• **DATA SHOWN**

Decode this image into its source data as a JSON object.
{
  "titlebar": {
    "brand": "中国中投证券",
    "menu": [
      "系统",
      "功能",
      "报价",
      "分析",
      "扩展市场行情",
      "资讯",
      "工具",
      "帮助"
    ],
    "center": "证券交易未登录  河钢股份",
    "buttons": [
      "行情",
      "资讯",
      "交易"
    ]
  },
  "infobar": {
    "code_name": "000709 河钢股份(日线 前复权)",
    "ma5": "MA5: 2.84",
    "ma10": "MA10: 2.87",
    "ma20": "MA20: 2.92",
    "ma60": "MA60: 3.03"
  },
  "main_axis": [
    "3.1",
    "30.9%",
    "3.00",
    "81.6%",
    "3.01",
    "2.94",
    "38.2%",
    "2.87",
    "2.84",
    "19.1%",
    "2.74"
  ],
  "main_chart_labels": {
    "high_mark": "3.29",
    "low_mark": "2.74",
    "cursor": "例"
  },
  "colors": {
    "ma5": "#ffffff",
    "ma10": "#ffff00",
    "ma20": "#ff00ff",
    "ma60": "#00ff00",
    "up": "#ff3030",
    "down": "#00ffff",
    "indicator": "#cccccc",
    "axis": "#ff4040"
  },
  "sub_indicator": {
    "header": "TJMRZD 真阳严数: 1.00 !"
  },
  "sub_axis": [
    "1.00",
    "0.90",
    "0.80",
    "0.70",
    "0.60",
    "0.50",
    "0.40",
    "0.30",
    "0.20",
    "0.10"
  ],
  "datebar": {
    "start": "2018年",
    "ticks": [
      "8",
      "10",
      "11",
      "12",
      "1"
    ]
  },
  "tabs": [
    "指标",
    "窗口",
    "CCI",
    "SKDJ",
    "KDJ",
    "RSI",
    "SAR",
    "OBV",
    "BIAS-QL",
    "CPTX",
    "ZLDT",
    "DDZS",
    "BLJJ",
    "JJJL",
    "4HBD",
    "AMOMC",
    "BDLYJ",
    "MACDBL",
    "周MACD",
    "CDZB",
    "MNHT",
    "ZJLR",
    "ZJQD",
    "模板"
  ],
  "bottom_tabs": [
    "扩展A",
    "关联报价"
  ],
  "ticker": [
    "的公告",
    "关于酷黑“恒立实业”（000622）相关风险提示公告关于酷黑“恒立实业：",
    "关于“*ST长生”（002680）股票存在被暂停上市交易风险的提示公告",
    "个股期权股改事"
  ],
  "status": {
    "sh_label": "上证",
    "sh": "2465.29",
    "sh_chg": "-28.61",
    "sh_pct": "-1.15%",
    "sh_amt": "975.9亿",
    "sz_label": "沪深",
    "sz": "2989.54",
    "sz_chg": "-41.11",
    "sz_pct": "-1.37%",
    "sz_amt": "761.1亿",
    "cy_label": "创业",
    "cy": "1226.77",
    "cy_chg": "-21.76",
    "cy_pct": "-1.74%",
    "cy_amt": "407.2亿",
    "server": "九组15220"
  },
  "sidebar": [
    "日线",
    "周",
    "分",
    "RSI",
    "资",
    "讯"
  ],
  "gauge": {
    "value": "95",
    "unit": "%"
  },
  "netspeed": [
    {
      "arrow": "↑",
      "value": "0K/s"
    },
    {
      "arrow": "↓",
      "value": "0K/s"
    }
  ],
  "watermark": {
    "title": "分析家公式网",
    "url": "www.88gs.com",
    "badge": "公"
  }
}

• **STATED EXERCISE**
In the entries above, find each line with the string "河钢股份" and copy it.

• **TASK RESPONSE**
    "center": "证券交易未登录  河钢股份",
    "code_name": "000709 河钢股份(日线 前复权)",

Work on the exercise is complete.